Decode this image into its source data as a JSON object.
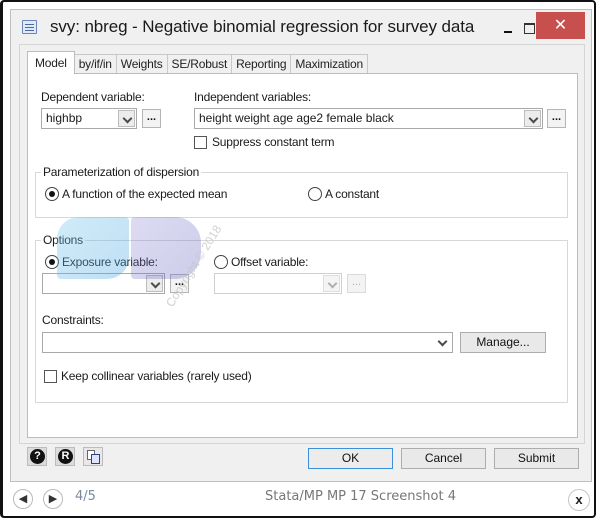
{
  "window": {
    "title": "svy: nbreg - Negative binomial regression for survey data",
    "close_glyph": "✕"
  },
  "tabs": [
    {
      "label": "Model",
      "active": true
    },
    {
      "label": "by/if/in",
      "active": false
    },
    {
      "label": "Weights",
      "active": false
    },
    {
      "label": "SE/Robust",
      "active": false
    },
    {
      "label": "Reporting",
      "active": false
    },
    {
      "label": "Maximization",
      "active": false
    }
  ],
  "model": {
    "dependent_label": "Dependent variable:",
    "dependent_value": "highbp",
    "independent_label": "Independent variables:",
    "independent_value": "height weight age age2 female black",
    "ellipsis": "...",
    "suppress_constant_label": "Suppress constant term",
    "suppress_constant_checked": false
  },
  "dispersion": {
    "title": "Parameterization of dispersion",
    "options": [
      {
        "label": "A function of the expected mean",
        "checked": true
      },
      {
        "label": "A constant",
        "checked": false
      }
    ]
  },
  "options": {
    "title": "Options",
    "exposure_label": "Exposure variable:",
    "exposure_checked": true,
    "exposure_value": "",
    "offset_label": "Offset variable:",
    "offset_checked": false,
    "offset_value": "",
    "constraints_label": "Constraints:",
    "constraints_value": "",
    "manage_label": "Manage...",
    "collinear_label": "Keep collinear variables (rarely used)",
    "collinear_checked": false
  },
  "footer": {
    "help_icon_glyph": "?",
    "reset_icon_glyph": "R",
    "ok_label": "OK",
    "cancel_label": "Cancel",
    "submit_label": "Submit"
  },
  "viewer": {
    "prev_glyph": "◀",
    "next_glyph": "▶",
    "pager": "4/5",
    "caption": "Stata/MP MP 17 Screenshot 4",
    "close_glyph": "x"
  },
  "watermark": {
    "text": "Copyright © 2018"
  }
}
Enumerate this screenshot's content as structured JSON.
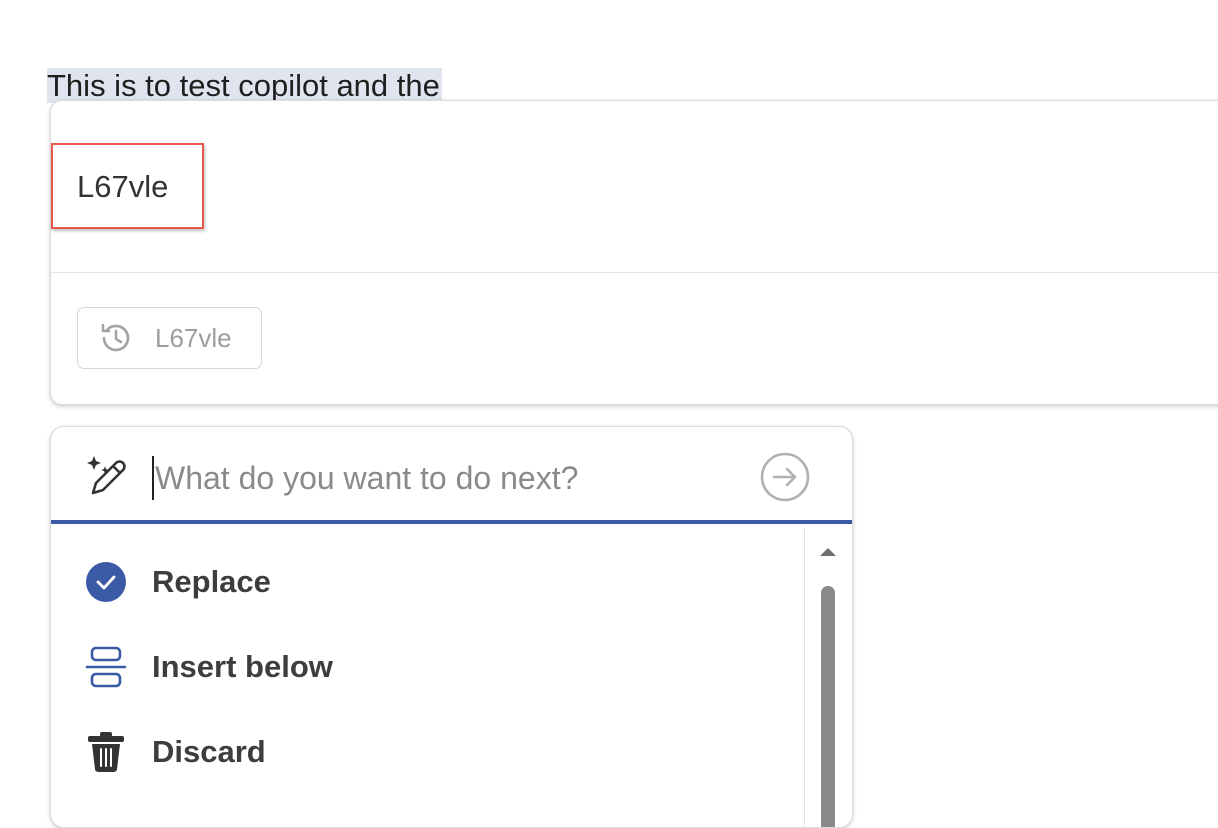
{
  "document": {
    "text": "This is to test copilot and the"
  },
  "result_card": {
    "generated_text": "L67vle",
    "history_chip_label": "L67vle"
  },
  "prompt": {
    "placeholder": "What do you want to do next?",
    "value": ""
  },
  "actions": [
    {
      "label": "Replace",
      "icon": "check-circle-icon"
    },
    {
      "label": "Insert below",
      "icon": "insert-below-icon"
    },
    {
      "label": "Discard",
      "icon": "trash-icon"
    }
  ],
  "colors": {
    "accent": "#3a5aa6",
    "highlight_box": "#e8584f",
    "selection": "#dfe4ee"
  }
}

* _Requirements_: Go through the entries and return each line where the word "variables" appears.

* _Written reply_:
    "independent_label": "Independent variables:",
    "collinear_label": "Keep collinear variables (rarely used)",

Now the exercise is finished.